_TASK REQUIREMENTS_:
Copy the lines below as they are; omit the images they contain.

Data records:
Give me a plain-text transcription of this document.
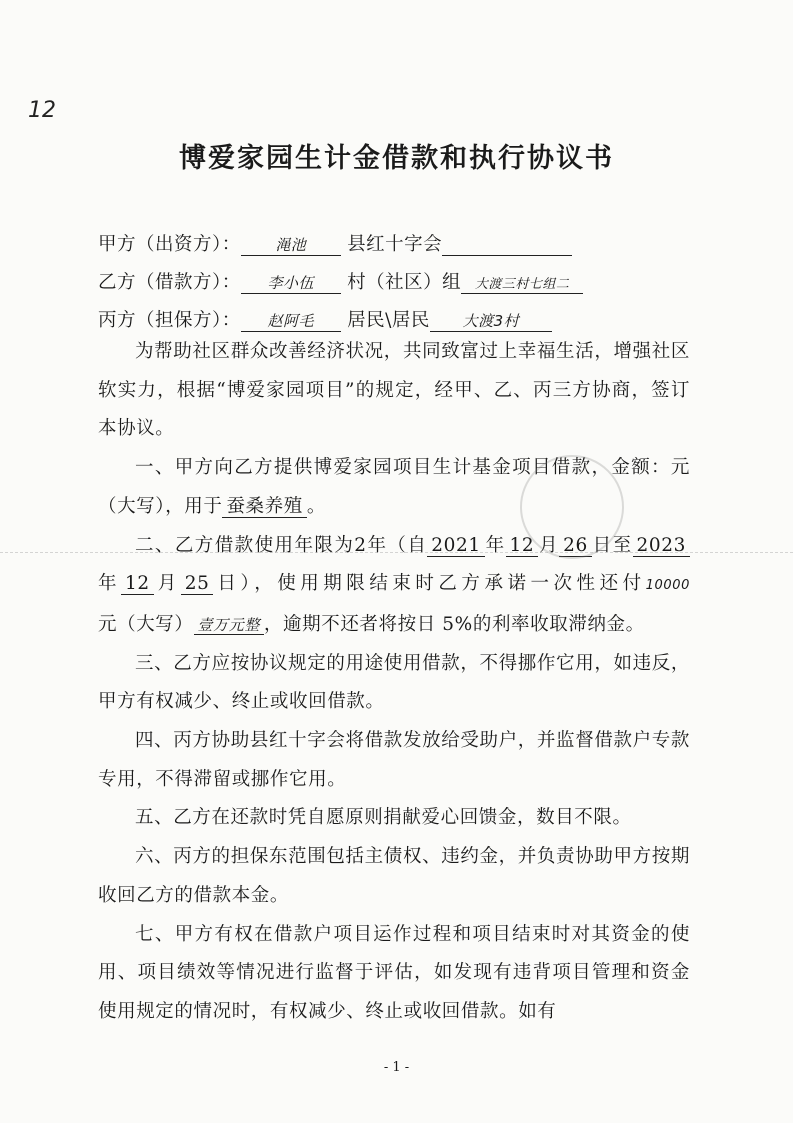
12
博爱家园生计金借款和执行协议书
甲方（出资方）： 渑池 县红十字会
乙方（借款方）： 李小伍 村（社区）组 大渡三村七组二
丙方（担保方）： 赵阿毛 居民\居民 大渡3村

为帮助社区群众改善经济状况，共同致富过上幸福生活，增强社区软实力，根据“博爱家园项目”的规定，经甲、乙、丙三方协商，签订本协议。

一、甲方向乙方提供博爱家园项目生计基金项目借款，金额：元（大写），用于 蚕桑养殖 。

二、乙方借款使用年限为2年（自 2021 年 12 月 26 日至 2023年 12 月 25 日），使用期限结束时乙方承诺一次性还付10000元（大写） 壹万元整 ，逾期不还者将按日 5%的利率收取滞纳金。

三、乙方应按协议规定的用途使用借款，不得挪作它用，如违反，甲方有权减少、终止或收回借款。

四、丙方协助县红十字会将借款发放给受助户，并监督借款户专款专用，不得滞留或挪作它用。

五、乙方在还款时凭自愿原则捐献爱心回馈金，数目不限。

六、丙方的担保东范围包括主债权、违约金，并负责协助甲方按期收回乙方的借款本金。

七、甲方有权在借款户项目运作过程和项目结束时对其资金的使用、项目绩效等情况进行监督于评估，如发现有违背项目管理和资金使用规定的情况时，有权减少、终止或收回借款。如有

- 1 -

_EXERCISE SOLUTION_:
Give me a plain-text transcription of this document.
12
博爱家园生计金借款和执行协议书
甲方（出资方）： 渑池 县红十字会
乙方（借款方）： 李小伍 村（社区）组 大渡三村七组二
丙方（担保方）： 赵阿毛 居民\居民 大渡3村

为帮助社区群众改善经济状况，共同致富过上幸福生活，增强社区软实力，根据“博爱家园项目”的规定，经甲、乙、丙三方协商，签订本协议。

一、甲方向乙方提供博爱家园项目生计基金项目借款，金额：元（大写），用于 蚕桑养殖 。

二、乙方借款使用年限为2年（自 2021 年 12 月 26 日至 2023年 12 月 25 日），使用期限结束时乙方承诺一次性还付10000元（大写） 壹万元整 ，逾期不还者将按日 5%的利率收取滞纳金。

三、乙方应按协议规定的用途使用借款，不得挪作它用，如违反，甲方有权减少、终止或收回借款。

四、丙方协助县红十字会将借款发放给受助户，并监督借款户专款专用，不得滞留或挪作它用。

五、乙方在还款时凭自愿原则捐献爱心回馈金，数目不限。

六、丙方的担保东范围包括主债权、违约金，并负责协助甲方按期收回乙方的借款本金。

七、甲方有权在借款户项目运作过程和项目结束时对其资金的使用、项目绩效等情况进行监督于评估，如发现有违背项目管理和资金使用规定的情况时，有权减少、终止或收回借款。如有

- 1 -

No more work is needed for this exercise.